*CHALLENGE:*
Tally the lines with the word "label" and report the number alone.

(Extracted data entries)
....
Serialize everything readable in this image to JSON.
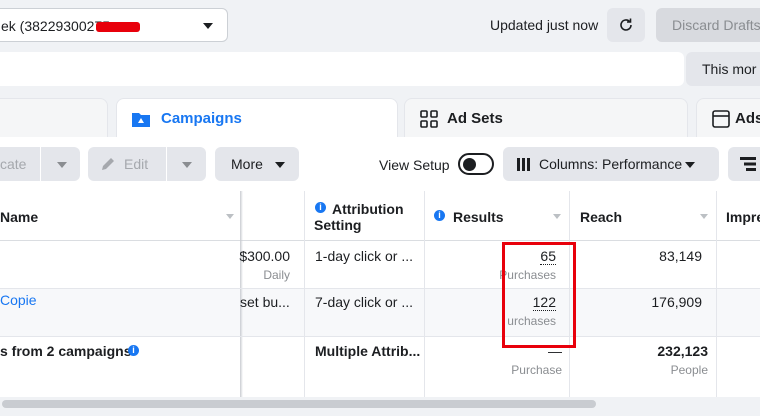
{
  "account": {
    "name": "ek (38229300275"
  },
  "header": {
    "updated": "Updated just now",
    "discard": "Discard Drafts",
    "date_range": "This mor"
  },
  "tabs": [
    {
      "label": ""
    },
    {
      "label": "Campaigns"
    },
    {
      "label": "Ad Sets"
    },
    {
      "label": "Ads"
    }
  ],
  "toolbar": {
    "create": "cate",
    "edit": "Edit",
    "more": "More",
    "view_setup": "View Setup",
    "columns": "Columns: Performance"
  },
  "table": {
    "headers": {
      "name": "Name",
      "attribution": "Attribution Setting",
      "results": "Results",
      "reach": "Reach",
      "impressions": "Impre"
    },
    "rows": [
      {
        "name": "",
        "budget": "$300.00",
        "budget_sub": "Daily",
        "attribution": "1-day click or ...",
        "results": "65",
        "results_sub": "Purchases",
        "reach": "83,149"
      },
      {
        "name": "Copie",
        "budget": "set bu...",
        "budget_sub": "",
        "attribution": "7-day click or ...",
        "results": "122",
        "results_sub": "urchases",
        "reach": "176,909"
      }
    ],
    "summary": {
      "name": "s from 2 campaigns",
      "attribution": "Multiple Attrib...",
      "results": "—",
      "results_sub": "Purchase",
      "reach": "232,123",
      "reach_sub": "People"
    }
  },
  "colors": {
    "accent": "#1877f2",
    "highlight": "#e8000b"
  }
}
....
*ANSWER TO THIS PROBLEM:*
4